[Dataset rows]
--------

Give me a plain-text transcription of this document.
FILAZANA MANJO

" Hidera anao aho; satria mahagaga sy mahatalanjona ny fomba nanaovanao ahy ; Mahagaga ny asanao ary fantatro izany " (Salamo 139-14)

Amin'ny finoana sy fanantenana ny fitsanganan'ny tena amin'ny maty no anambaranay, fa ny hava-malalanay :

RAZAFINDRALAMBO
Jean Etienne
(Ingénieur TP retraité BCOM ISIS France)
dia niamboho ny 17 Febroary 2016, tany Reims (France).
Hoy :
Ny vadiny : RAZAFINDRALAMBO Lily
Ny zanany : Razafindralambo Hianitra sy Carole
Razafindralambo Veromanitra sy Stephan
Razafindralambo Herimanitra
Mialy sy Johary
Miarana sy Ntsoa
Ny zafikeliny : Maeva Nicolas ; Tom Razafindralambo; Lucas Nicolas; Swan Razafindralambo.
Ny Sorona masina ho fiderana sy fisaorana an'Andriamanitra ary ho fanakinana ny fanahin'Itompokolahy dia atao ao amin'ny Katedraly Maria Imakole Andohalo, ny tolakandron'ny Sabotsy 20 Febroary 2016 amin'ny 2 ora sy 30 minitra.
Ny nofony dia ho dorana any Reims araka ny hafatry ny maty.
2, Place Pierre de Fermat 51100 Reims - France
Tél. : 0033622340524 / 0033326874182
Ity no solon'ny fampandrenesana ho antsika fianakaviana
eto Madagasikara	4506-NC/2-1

--------

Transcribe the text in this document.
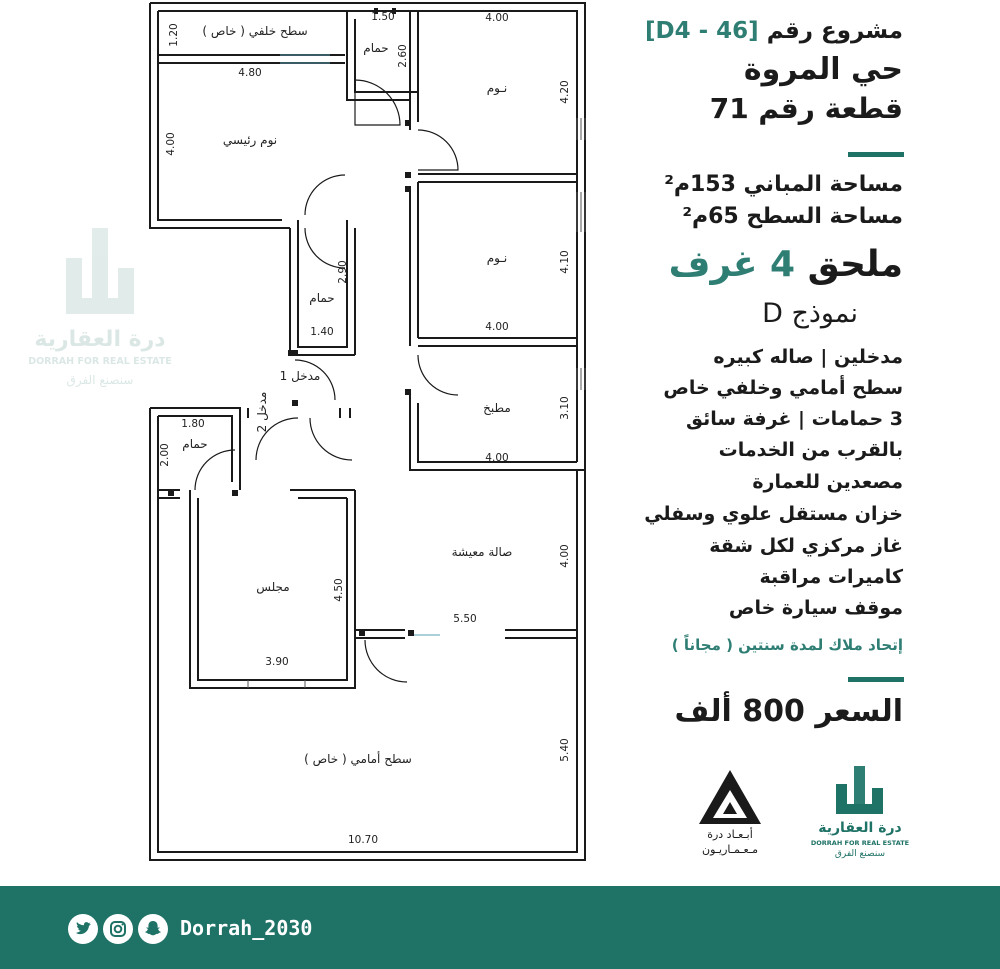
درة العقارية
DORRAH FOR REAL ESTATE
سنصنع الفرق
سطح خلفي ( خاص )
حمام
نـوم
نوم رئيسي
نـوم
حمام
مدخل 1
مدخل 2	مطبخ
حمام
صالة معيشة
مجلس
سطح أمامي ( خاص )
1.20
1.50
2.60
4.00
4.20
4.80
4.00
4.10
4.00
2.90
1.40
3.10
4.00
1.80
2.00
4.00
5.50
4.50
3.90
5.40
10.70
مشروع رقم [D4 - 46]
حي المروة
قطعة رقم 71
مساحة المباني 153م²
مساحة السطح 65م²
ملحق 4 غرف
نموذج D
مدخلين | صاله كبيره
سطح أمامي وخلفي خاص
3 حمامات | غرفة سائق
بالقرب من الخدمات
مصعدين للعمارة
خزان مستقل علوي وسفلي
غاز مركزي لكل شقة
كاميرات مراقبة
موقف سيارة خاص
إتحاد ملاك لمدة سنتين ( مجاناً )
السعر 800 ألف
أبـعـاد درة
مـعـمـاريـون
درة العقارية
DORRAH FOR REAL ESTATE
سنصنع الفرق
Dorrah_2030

--------

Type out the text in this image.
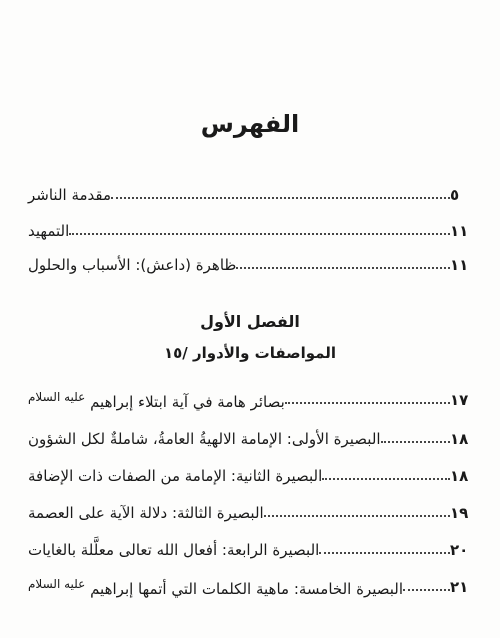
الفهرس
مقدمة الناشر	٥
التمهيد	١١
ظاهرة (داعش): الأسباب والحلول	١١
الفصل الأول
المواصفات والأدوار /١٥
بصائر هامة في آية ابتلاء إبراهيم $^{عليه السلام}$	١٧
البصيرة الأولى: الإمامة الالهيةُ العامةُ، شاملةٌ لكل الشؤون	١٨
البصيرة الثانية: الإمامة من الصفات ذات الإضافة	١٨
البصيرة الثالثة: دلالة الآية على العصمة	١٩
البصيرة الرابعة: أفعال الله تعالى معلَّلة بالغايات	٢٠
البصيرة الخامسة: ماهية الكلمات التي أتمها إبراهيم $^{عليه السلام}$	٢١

--------

**Your instructions**: Copy every line of the material in which the word "this" occurs.

**Answer to the problem**:
Give me a plain-text transcription of this document.
Transcribe the text in this document.
Type out the text in this image.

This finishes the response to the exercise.